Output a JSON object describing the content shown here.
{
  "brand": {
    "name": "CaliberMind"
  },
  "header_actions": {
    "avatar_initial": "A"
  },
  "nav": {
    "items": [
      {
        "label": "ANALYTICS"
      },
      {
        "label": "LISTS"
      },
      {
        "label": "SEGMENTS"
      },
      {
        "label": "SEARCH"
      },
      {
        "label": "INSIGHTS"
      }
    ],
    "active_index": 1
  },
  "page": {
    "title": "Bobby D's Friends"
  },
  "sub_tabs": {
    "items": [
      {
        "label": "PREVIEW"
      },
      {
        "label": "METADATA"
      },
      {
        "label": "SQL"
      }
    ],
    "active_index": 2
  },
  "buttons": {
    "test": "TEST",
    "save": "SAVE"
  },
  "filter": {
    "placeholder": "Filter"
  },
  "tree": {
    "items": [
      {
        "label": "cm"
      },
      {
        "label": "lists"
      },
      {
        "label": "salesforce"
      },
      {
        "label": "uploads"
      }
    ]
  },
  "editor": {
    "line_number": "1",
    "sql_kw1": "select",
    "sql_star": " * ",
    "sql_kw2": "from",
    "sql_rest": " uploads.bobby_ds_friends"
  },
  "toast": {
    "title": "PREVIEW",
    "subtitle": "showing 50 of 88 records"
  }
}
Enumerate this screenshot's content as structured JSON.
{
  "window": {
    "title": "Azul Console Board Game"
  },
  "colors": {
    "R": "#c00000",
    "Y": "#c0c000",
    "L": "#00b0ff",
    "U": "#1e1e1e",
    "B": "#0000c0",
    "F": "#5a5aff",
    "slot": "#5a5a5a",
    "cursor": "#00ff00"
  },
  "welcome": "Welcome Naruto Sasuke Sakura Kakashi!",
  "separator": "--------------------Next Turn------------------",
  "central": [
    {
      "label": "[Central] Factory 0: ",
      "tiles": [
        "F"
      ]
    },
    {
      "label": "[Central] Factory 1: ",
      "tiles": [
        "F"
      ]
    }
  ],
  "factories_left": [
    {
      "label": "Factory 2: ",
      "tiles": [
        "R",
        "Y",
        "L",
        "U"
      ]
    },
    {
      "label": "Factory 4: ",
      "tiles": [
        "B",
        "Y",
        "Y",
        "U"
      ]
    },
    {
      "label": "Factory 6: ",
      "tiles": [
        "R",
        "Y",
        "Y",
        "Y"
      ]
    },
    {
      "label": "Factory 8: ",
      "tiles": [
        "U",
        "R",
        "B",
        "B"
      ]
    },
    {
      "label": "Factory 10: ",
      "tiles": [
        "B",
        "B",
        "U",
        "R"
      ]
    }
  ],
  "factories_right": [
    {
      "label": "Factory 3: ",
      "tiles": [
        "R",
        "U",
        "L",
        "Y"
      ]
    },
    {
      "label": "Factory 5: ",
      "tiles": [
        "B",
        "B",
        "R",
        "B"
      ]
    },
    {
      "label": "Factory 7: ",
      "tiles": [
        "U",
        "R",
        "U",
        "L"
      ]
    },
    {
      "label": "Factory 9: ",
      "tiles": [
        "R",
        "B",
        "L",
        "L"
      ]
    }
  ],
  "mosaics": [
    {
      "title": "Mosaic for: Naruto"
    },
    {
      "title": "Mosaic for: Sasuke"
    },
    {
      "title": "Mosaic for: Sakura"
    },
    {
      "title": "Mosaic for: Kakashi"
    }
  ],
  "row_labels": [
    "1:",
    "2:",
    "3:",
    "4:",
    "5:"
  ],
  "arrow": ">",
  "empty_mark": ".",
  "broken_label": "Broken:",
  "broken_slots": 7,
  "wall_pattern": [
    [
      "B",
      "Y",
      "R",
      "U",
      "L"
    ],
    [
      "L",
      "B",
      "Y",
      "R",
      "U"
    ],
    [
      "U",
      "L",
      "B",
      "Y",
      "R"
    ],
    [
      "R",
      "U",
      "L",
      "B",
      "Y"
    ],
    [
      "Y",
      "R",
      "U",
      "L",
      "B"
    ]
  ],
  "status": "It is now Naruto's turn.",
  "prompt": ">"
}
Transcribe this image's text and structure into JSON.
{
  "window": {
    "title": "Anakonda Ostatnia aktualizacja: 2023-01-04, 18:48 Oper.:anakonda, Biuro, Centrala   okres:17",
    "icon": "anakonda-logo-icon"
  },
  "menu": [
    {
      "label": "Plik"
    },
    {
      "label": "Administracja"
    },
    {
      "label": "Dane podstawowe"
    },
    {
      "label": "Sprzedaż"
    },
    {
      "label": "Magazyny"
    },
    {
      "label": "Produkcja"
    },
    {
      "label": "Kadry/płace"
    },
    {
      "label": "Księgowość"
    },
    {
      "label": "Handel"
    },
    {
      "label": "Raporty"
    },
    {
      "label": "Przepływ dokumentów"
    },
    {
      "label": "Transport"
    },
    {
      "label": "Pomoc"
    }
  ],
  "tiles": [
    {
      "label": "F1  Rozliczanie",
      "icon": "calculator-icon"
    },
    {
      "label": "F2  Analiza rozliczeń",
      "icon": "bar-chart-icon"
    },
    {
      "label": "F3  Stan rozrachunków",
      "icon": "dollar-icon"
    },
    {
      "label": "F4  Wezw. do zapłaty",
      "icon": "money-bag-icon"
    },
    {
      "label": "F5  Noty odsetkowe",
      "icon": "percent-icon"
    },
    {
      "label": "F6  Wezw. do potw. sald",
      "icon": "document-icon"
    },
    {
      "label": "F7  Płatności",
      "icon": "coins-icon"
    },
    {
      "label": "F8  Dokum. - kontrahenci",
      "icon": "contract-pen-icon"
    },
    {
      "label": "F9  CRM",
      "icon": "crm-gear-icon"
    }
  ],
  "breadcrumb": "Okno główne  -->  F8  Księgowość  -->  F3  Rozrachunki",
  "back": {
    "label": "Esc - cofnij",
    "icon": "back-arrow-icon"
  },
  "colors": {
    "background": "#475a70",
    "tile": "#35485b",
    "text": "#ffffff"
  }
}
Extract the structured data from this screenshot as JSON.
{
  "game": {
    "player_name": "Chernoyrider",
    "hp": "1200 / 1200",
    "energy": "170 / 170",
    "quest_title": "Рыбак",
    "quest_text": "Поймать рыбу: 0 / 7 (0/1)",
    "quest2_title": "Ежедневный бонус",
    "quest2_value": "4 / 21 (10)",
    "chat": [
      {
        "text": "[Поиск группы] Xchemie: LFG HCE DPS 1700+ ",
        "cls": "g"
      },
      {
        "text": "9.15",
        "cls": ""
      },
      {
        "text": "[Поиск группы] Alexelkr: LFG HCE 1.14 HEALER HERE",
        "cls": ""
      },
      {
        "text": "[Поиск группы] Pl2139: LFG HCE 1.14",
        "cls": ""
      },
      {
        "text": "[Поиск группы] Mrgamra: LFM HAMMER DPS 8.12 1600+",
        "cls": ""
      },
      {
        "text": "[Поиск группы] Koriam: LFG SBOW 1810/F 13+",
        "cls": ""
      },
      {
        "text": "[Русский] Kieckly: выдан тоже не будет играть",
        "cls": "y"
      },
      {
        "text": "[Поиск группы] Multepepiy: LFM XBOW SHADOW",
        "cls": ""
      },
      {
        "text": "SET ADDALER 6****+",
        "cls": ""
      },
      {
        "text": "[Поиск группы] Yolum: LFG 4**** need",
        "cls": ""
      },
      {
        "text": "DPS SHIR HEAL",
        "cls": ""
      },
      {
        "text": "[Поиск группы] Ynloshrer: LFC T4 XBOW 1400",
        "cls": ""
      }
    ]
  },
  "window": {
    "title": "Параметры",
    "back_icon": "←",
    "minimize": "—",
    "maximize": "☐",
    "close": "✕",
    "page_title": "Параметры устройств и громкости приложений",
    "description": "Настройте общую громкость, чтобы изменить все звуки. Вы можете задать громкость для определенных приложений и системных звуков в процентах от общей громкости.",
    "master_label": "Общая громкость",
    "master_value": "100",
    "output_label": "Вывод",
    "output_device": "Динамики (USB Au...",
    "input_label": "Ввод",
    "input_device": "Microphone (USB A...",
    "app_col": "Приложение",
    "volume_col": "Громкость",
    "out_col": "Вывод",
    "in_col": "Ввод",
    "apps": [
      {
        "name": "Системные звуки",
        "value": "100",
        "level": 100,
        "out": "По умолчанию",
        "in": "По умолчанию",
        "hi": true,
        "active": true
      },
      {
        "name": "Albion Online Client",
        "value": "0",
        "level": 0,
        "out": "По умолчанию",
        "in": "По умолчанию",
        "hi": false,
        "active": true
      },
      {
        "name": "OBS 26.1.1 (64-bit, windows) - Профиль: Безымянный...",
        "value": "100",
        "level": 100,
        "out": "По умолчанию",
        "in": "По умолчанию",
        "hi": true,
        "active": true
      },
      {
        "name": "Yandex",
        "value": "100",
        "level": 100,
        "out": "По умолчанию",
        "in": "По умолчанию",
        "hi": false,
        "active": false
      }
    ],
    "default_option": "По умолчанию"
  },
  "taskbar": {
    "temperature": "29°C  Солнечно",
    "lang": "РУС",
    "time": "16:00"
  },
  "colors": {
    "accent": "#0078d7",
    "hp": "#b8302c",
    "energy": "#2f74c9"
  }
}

EXERCISE TASK =>
Across the entries, how many lines hold the word "громкости"? Say only the number.

ANSWER FOR THE TASK =>
2